Written request ▸ Give the listing again in full, exactly as written.

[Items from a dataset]
○ ○ ○ ○ ○ ○ ○
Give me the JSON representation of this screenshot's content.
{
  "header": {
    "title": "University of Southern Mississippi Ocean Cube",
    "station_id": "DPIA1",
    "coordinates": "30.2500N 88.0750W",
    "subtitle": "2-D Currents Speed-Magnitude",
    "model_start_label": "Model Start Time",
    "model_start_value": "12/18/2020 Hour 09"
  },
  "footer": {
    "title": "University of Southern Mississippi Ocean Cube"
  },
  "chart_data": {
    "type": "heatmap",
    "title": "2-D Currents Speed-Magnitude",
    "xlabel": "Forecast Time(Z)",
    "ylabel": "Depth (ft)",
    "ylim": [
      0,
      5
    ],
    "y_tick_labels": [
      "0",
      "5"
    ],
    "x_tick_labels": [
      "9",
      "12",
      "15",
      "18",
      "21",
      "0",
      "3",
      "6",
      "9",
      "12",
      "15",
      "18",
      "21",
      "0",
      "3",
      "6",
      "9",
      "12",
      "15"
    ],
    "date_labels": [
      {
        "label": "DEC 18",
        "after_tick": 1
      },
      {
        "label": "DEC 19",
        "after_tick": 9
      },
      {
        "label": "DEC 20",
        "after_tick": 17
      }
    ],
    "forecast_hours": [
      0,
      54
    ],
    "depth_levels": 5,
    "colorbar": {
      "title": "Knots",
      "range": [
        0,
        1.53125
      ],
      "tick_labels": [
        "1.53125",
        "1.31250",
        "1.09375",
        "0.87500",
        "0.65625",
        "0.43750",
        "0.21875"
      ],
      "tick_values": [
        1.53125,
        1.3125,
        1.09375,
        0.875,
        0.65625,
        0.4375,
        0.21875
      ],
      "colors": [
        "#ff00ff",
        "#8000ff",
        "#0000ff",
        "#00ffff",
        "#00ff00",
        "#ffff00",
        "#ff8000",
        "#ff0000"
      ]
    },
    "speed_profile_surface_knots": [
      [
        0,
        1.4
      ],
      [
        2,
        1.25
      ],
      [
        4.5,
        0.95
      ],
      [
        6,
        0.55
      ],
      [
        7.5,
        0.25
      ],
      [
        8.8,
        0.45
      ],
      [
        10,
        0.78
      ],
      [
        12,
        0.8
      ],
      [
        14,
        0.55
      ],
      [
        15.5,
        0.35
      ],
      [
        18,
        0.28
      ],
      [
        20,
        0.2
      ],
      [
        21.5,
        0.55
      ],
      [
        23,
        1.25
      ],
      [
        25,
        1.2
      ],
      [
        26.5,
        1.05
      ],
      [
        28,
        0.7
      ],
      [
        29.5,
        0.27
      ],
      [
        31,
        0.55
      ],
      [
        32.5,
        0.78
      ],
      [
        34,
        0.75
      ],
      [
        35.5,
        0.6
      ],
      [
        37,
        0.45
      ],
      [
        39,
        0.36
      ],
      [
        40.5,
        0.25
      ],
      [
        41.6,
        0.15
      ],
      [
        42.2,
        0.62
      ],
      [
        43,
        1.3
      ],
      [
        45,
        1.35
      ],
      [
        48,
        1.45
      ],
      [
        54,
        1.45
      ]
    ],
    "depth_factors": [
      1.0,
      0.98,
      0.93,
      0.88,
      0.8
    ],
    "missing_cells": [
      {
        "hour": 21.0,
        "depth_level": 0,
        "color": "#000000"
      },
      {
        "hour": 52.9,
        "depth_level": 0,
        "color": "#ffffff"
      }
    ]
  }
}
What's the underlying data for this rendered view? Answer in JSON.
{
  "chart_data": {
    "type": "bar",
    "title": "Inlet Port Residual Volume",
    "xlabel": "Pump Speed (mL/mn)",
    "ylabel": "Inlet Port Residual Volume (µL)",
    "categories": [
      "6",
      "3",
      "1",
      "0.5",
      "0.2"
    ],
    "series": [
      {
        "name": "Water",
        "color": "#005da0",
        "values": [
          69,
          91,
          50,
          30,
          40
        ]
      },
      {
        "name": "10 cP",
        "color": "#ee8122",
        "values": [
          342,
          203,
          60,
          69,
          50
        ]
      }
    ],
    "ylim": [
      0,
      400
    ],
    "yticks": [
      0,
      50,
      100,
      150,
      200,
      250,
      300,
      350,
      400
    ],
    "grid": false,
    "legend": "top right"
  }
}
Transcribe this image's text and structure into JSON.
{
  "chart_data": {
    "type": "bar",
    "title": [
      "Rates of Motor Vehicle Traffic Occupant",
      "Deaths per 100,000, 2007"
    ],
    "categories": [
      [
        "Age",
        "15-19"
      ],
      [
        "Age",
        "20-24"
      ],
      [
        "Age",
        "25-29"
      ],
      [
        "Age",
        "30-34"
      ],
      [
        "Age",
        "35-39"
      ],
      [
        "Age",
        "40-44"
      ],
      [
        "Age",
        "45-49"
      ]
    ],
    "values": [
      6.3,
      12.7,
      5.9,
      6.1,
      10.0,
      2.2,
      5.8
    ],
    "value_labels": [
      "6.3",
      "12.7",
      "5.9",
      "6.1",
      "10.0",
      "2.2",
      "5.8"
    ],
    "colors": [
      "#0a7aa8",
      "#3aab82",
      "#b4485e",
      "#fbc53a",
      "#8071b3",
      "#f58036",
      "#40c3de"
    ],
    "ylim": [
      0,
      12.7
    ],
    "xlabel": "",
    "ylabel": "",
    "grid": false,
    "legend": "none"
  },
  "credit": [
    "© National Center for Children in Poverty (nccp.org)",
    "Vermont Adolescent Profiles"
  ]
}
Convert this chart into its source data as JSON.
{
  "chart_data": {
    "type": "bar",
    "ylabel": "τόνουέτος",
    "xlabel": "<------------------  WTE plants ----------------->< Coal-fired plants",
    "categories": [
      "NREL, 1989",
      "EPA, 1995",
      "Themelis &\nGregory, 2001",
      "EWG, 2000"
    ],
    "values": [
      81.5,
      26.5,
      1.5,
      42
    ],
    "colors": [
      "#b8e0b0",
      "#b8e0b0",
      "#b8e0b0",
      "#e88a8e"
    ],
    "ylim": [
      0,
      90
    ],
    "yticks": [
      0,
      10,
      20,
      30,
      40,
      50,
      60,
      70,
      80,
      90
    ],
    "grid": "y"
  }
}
○ ○ ○ ○ ○ ○ ○
Task solution ▸
Give me the JSON representation of this screenshot's content.
{
  "header": {
    "title": "University of Southern Mississippi Ocean Cube",
    "station_id": "DPIA1",
    "coordinates": "30.2500N 88.0750W",
    "subtitle": "2-D Currents Speed-Magnitude",
    "model_start_label": "Model Start Time",
    "model_start_value": "12/18/2020 Hour 09"
  },
  "footer": {
    "title": "University of Southern Mississippi Ocean Cube"
  },
  "chart_data": {
    "type": "heatmap",
    "title": "2-D Currents Speed-Magnitude",
    "xlabel": "Forecast Time(Z)",
    "ylabel": "Depth (ft)",
    "ylim": [
      0,
      5
    ],
    "y_tick_labels": [
      "0",
      "5"
    ],
    "x_tick_labels": [
      "9",
      "12",
      "15",
      "18",
      "21",
      "0",
      "3",
      "6",
      "9",
      "12",
      "15",
      "18",
      "21",
      "0",
      "3",
      "6",
      "9",
      "12",
      "15"
    ],
    "date_labels": [
      {
        "label": "DEC 18",
        "after_tick": 1
      },
      {
        "label": "DEC 19",
        "after_tick": 9
      },
      {
        "label": "DEC 20",
        "after_tick": 17
      }
    ],
    "forecast_hours": [
      0,
      54
    ],
    "depth_levels": 5,
    "colorbar": {
      "title": "Knots",
      "range": [
        0,
        1.53125
      ],
      "tick_labels": [
        "1.53125",
        "1.31250",
        "1.09375",
        "0.87500",
        "0.65625",
        "0.43750",
        "0.21875"
      ],
      "tick_values": [
        1.53125,
        1.3125,
        1.09375,
        0.875,
        0.65625,
        0.4375,
        0.21875
      ],
      "colors": [
        "#ff00ff",
        "#8000ff",
        "#0000ff",
        "#00ffff",
        "#00ff00",
        "#ffff00",
        "#ff8000",
        "#ff0000"
      ]
    },
    "speed_profile_surface_knots": [
      [
        0,
        1.4
      ],
      [
        2,
        1.25
      ],
      [
        4.5,
        0.95
      ],
      [
        6,
        0.55
      ],
      [
        7.5,
        0.25
      ],
      [
        8.8,
        0.45
      ],
      [
        10,
        0.78
      ],
      [
        12,
        0.8
      ],
      [
        14,
        0.55
      ],
      [
        15.5,
        0.35
      ],
      [
        18,
        0.28
      ],
      [
        20,
        0.2
      ],
      [
        21.5,
        0.55
      ],
      [
        23,
        1.25
      ],
      [
        25,
        1.2
      ],
      [
        26.5,
        1.05
      ],
      [
        28,
        0.7
      ],
      [
        29.5,
        0.27
      ],
      [
        31,
        0.55
      ],
      [
        32.5,
        0.78
      ],
      [
        34,
        0.75
      ],
      [
        35.5,
        0.6
      ],
      [
        37,
        0.45
      ],
      [
        39,
        0.36
      ],
      [
        40.5,
        0.25
      ],
      [
        41.6,
        0.15
      ],
      [
        42.2,
        0.62
      ],
      [
        43,
        1.3
      ],
      [
        45,
        1.35
      ],
      [
        48,
        1.45
      ],
      [
        54,
        1.45
      ]
    ],
    "depth_factors": [
      1.0,
      0.98,
      0.93,
      0.88,
      0.8
    ],
    "missing_cells": [
      {
        "hour": 21.0,
        "depth_level": 0,
        "color": "#000000"
      },
      {
        "hour": 52.9,
        "depth_level": 0,
        "color": "#ffffff"
      }
    ]
  }
}
What's the underlying data for this rendered view? Answer in JSON.
{
  "chart_data": {
    "type": "bar",
    "title": "Inlet Port Residual Volume",
    "xlabel": "Pump Speed (mL/mn)",
    "ylabel": "Inlet Port Residual Volume (µL)",
    "categories": [
      "6",
      "3",
      "1",
      "0.5",
      "0.2"
    ],
    "series": [
      {
        "name": "Water",
        "color": "#005da0",
        "values": [
          69,
          91,
          50,
          30,
          40
        ]
      },
      {
        "name": "10 cP",
        "color": "#ee8122",
        "values": [
          342,
          203,
          60,
          69,
          50
        ]
      }
    ],
    "ylim": [
      0,
      400
    ],
    "yticks": [
      0,
      50,
      100,
      150,
      200,
      250,
      300,
      350,
      400
    ],
    "grid": false,
    "legend": "top right"
  }
}
Transcribe this image's text and structure into JSON.
{
  "chart_data": {
    "type": "bar",
    "title": [
      "Rates of Motor Vehicle Traffic Occupant",
      "Deaths per 100,000, 2007"
    ],
    "categories": [
      [
        "Age",
        "15-19"
      ],
      [
        "Age",
        "20-24"
      ],
      [
        "Age",
        "25-29"
      ],
      [
        "Age",
        "30-34"
      ],
      [
        "Age",
        "35-39"
      ],
      [
        "Age",
        "40-44"
      ],
      [
        "Age",
        "45-49"
      ]
    ],
    "values": [
      6.3,
      12.7,
      5.9,
      6.1,
      10.0,
      2.2,
      5.8
    ],
    "value_labels": [
      "6.3",
      "12.7",
      "5.9",
      "6.1",
      "10.0",
      "2.2",
      "5.8"
    ],
    "colors": [
      "#0a7aa8",
      "#3aab82",
      "#b4485e",
      "#fbc53a",
      "#8071b3",
      "#f58036",
      "#40c3de"
    ],
    "ylim": [
      0,
      12.7
    ],
    "xlabel": "",
    "ylabel": "",
    "grid": false,
    "legend": "none"
  },
  "credit": [
    "© National Center for Children in Poverty (nccp.org)",
    "Vermont Adolescent Profiles"
  ]
}
Convert this chart into its source data as JSON.
{
  "chart_data": {
    "type": "bar",
    "ylabel": "τόνουέτος",
    "xlabel": "<------------------  WTE plants ----------------->< Coal-fired plants",
    "categories": [
      "NREL, 1989",
      "EPA, 1995",
      "Themelis &\nGregory, 2001",
      "EWG, 2000"
    ],
    "values": [
      81.5,
      26.5,
      1.5,
      42
    ],
    "colors": [
      "#b8e0b0",
      "#b8e0b0",
      "#b8e0b0",
      "#e88a8e"
    ],
    "ylim": [
      0,
      90
    ],
    "yticks": [
      0,
      10,
      20,
      30,
      40,
      50,
      60,
      70,
      80,
      90
    ],
    "grid": "y"
  }
}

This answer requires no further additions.